>> Start Exercise input
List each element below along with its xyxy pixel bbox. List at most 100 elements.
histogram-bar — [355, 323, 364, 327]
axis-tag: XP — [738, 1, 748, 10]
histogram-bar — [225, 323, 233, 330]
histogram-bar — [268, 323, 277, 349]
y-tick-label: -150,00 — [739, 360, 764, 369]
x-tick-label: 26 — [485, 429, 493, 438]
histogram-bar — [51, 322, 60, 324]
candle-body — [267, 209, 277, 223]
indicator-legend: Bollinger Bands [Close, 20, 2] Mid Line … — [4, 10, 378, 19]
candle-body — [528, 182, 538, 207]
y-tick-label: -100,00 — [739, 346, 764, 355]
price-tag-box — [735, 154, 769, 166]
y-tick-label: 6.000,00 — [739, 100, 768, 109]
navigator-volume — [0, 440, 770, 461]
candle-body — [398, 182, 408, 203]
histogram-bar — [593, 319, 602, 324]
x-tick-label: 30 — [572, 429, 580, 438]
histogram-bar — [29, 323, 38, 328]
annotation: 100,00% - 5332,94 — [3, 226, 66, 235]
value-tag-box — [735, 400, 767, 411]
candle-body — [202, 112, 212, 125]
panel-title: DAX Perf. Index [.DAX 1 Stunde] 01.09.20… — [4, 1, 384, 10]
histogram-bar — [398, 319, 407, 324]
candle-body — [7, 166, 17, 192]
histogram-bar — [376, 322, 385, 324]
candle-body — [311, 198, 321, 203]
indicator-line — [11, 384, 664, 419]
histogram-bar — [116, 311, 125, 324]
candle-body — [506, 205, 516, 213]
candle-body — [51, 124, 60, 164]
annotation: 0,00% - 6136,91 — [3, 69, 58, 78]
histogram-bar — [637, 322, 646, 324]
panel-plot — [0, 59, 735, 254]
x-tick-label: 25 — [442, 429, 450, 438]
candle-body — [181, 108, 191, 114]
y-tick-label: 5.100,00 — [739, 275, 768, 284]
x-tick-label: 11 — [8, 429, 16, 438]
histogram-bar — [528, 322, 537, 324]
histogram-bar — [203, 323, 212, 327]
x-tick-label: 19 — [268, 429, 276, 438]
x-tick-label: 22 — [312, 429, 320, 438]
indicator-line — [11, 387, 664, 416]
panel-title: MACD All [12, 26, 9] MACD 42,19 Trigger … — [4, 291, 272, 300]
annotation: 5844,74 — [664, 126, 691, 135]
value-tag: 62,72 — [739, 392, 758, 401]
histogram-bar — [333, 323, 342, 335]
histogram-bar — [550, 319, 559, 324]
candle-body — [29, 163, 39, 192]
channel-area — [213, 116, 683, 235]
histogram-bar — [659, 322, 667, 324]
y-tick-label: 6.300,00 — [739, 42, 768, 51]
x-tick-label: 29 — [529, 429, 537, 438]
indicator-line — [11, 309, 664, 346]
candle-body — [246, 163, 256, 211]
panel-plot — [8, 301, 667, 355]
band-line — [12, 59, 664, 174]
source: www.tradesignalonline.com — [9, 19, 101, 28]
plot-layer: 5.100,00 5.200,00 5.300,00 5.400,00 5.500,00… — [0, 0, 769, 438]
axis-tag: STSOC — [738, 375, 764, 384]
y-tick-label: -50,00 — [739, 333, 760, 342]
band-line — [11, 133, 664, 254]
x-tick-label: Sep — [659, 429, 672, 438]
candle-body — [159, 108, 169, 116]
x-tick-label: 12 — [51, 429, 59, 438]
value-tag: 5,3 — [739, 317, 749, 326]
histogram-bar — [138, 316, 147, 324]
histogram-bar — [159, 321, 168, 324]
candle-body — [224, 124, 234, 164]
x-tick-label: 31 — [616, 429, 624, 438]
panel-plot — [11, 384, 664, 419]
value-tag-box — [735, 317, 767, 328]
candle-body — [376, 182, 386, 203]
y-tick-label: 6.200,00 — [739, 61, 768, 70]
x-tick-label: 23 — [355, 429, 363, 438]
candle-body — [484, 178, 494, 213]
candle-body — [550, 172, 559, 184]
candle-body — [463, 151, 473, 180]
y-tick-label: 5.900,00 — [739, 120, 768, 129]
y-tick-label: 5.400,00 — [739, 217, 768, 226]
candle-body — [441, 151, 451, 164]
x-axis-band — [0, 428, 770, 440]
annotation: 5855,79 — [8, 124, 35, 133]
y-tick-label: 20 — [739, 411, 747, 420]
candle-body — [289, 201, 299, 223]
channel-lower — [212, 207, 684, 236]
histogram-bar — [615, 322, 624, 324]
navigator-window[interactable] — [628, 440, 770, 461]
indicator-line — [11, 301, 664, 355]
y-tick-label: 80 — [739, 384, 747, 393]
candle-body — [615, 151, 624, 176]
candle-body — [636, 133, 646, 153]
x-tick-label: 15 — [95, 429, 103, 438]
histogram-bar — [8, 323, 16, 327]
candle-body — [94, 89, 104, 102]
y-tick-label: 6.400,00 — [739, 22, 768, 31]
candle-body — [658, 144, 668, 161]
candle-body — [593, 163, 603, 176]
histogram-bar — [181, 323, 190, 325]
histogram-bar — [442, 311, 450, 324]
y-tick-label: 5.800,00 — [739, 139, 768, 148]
>> End Exercise input
Problem description> Copy the listing above line for line, keeping every character unchanged.

Answer to the problem>
List each element below along with its xyxy pixel bbox. List at most 100 elements.
histogram-bar — [355, 323, 364, 327]
axis-tag: XP — [738, 1, 748, 10]
histogram-bar — [225, 323, 233, 330]
histogram-bar — [268, 323, 277, 349]
y-tick-label: -150,00 — [739, 360, 764, 369]
x-tick-label: 26 — [485, 429, 493, 438]
histogram-bar — [51, 322, 60, 324]
candle-body — [267, 209, 277, 223]
indicator-legend: Bollinger Bands [Close, 20, 2] Mid Line … — [4, 10, 378, 19]
candle-body — [528, 182, 538, 207]
y-tick-label: -100,00 — [739, 346, 764, 355]
price-tag-box — [735, 154, 769, 166]
y-tick-label: 6.000,00 — [739, 100, 768, 109]
navigator-volume — [0, 440, 770, 461]
candle-body — [398, 182, 408, 203]
histogram-bar — [593, 319, 602, 324]
x-tick-label: 30 — [572, 429, 580, 438]
histogram-bar — [29, 323, 38, 328]
annotation: 100,00% - 5332,94 — [3, 226, 66, 235]
value-tag-box — [735, 400, 767, 411]
candle-body — [202, 112, 212, 125]
panel-title: DAX Perf. Index [.DAX 1 Stunde] 01.09.20… — [4, 1, 384, 10]
histogram-bar — [398, 319, 407, 324]
candle-body — [7, 166, 17, 192]
histogram-bar — [376, 322, 385, 324]
candle-body — [311, 198, 321, 203]
indicator-line — [11, 384, 664, 419]
histogram-bar — [116, 311, 125, 324]
candle-body — [506, 205, 516, 213]
candle-body — [51, 124, 60, 164]
annotation: 0,00% - 6136,91 — [3, 69, 58, 78]
histogram-bar — [637, 322, 646, 324]
panel-plot — [0, 59, 735, 254]
x-tick-label: 25 — [442, 429, 450, 438]
candle-body — [181, 108, 191, 114]
y-tick-label: 5.100,00 — [739, 275, 768, 284]
x-tick-label: 11 — [8, 429, 16, 438]
histogram-bar — [528, 322, 537, 324]
histogram-bar — [203, 323, 212, 327]
x-tick-label: 19 — [268, 429, 276, 438]
x-tick-label: 22 — [312, 429, 320, 438]
indicator-line — [11, 387, 664, 416]
panel-title: MACD All [12, 26, 9] MACD 42,19 Trigger … — [4, 291, 272, 300]
annotation: 5844,74 — [664, 126, 691, 135]
value-tag: 62,72 — [739, 392, 758, 401]
histogram-bar — [333, 323, 342, 335]
histogram-bar — [550, 319, 559, 324]
candle-body — [29, 163, 39, 192]
channel-area — [213, 116, 683, 235]
histogram-bar — [659, 322, 667, 324]
y-tick-label: 6.300,00 — [739, 42, 768, 51]
x-tick-label: 29 — [529, 429, 537, 438]
indicator-line — [11, 309, 664, 346]
candle-body — [246, 163, 256, 211]
panel-plot — [8, 301, 667, 355]
band-line — [12, 59, 664, 174]
source: www.tradesignalonline.com — [9, 19, 101, 28]
plot-layer: 5.100,00 5.200,00 5.300,00 5.400,00 5.500,00… — [0, 0, 769, 438]
axis-tag: STSOC — [738, 375, 764, 384]
y-tick-label: -50,00 — [739, 333, 760, 342]
band-line — [11, 133, 664, 254]
x-tick-label: Sep — [659, 429, 672, 438]
candle-body — [159, 108, 169, 116]
x-tick-label: 12 — [51, 429, 59, 438]
value-tag: 5,3 — [739, 317, 749, 326]
histogram-bar — [138, 316, 147, 324]
histogram-bar — [159, 321, 168, 324]
candle-body — [224, 124, 234, 164]
x-tick-label: 31 — [616, 429, 624, 438]
panel-plot — [11, 384, 664, 419]
value-tag-box — [735, 317, 767, 328]
candle-body — [376, 182, 386, 203]
y-tick-label: 6.200,00 — [739, 61, 768, 70]
x-tick-label: 23 — [355, 429, 363, 438]
candle-body — [484, 178, 494, 213]
candle-body — [550, 172, 559, 184]
candle-body — [463, 151, 473, 180]
y-tick-label: 5.900,00 — [739, 120, 768, 129]
y-tick-label: 5.400,00 — [739, 217, 768, 226]
candle-body — [441, 151, 451, 164]
x-axis-band — [0, 428, 770, 440]
annotation: 5855,79 — [8, 124, 35, 133]
y-tick-label: 20 — [739, 411, 747, 420]
candle-body — [289, 201, 299, 223]
channel-lower — [212, 207, 684, 236]
histogram-bar — [615, 322, 624, 324]
navigator-window[interactable] — [628, 440, 770, 461]
indicator-line — [11, 301, 664, 355]
y-tick-label: 80 — [739, 384, 747, 393]
candle-body — [615, 151, 624, 176]
candle-body — [636, 133, 646, 153]
x-tick-label: 15 — [95, 429, 103, 438]
histogram-bar — [8, 323, 16, 327]
candle-body — [94, 89, 104, 102]
y-tick-label: 6.400,00 — [739, 22, 768, 31]
candle-body — [658, 144, 668, 161]
candle-body — [593, 163, 603, 176]
histogram-bar — [181, 323, 190, 325]
histogram-bar — [442, 311, 450, 324]
y-tick-label: 5.800,00 — [739, 139, 768, 148]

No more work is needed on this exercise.